Start of Text extract

16. Determine whether response personnel receive any formal or informal training on response and recovery procedures. Determine whether personnel are required to receive training, and whether any records are kept that show which personnel received training and at what time.

17. Examine the organization’s change control process. Determine whether the process includes any steps or procedures that require personnel to determine whether any change has an impact on disaster recovery documentation or procedures.

Reviewing Prior Test Results and Action Plans

Effectiveness of disaster recovery and business continuity plans relies, to a great degree, on the results and outcomes of tests. An IT auditor needs to carefully examine these tests to determine their effectiveness and to what degree they are used to improve procedures and to train personnel. The following procedure will help the IT auditor to determine the effectiveness of business continuity and disaster recovery testing:

1. Determine whether there is a strategy for testing business continuity and disaster recovery procedures. Obtain records for past tests and a plan for future tests. Determine whether prior tests and planned tests are adequate for establishing the effectiveness of response and recovery procedures.

2. Examine records for tests that have been performed over the past year or two. Determine the types of tests that were performed. Obtain a list of participants for each test. Compare the participants to lists of key recovery personnel. Examine test work papers to determine the level of participation by key recovery personnel.

3. Determine whether there is a formal process for recording test results and for using those results to make improvements in plans and procedures. Examine work papers and records to determine the types of changes that were recommended in prior tests. Examine BC and DR documents to see whether these changes were made as expected.

End of Text extract

Exercise objective => Can you quote the passage on disaster recovery audits word for word, starting with "Reviewing Prior Test" and going on through "of response and recovery procedures."?

Start of Stored rows

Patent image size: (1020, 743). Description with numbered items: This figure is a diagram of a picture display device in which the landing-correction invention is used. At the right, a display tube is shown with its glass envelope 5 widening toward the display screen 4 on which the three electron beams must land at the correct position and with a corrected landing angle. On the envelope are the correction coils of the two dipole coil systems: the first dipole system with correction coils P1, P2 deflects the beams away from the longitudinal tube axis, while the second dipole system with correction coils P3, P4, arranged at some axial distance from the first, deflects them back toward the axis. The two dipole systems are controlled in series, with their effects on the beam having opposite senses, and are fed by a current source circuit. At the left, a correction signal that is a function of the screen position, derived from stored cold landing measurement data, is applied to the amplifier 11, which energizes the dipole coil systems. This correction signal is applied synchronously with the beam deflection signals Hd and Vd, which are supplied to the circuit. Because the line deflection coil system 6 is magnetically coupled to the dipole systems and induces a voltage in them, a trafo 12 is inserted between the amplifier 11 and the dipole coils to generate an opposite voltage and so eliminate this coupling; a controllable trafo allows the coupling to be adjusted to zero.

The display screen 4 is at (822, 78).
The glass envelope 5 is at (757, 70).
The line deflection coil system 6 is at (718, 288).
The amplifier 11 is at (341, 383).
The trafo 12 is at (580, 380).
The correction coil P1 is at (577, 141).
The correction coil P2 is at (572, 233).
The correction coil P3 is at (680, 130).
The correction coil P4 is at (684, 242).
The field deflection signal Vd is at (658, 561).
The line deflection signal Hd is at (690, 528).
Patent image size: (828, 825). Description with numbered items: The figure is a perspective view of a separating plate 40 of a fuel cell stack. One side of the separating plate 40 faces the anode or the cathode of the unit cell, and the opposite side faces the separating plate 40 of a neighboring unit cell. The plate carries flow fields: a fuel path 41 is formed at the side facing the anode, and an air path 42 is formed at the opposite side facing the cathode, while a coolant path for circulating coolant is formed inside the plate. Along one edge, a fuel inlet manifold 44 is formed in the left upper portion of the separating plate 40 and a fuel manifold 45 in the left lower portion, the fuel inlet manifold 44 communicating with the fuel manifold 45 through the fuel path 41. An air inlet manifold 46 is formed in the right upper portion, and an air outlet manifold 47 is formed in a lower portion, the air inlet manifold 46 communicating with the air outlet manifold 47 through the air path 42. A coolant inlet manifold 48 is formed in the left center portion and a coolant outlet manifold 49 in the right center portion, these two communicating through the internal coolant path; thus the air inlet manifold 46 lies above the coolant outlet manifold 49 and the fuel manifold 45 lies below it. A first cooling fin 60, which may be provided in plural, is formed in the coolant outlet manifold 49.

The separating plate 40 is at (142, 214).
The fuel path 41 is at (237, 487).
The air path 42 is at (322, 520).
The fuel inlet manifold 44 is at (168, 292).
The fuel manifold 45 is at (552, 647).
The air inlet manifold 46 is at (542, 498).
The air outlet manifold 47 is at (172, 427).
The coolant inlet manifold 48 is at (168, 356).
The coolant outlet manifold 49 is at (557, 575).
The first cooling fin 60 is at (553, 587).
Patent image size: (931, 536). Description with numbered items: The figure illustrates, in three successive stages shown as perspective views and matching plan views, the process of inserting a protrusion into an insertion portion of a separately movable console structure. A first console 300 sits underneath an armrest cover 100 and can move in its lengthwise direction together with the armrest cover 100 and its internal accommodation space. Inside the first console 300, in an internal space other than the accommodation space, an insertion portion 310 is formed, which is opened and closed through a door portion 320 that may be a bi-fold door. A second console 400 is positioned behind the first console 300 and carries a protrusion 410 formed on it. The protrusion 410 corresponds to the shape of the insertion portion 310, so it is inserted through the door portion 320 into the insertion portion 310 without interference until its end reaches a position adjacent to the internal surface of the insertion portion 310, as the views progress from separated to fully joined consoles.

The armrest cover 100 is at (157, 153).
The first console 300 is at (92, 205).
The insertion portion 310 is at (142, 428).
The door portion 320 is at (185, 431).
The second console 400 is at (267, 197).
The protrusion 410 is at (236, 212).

End of Stored rows

Written solution =>
Reviewing Prior Test Results and Action Plans

Effectiveness of disaster recovery and business continuity plans relies, to a great degree, on the results and outcomes of tests. An IT auditor needs to carefully examine these tests to determine their effectiveness and to what degree they are used to improve procedures and to train personnel. The following procedure will help the IT auditor to determine the effectiveness of business continuity and disaster recovery testing:

1. Determine whether there is a strategy for testing business continuity and disaster recovery procedures. Obtain records for past tests and a plan for future tests. Determine whether prior tests and planned tests are adequate for establishing the effectiveness of response and recovery procedures.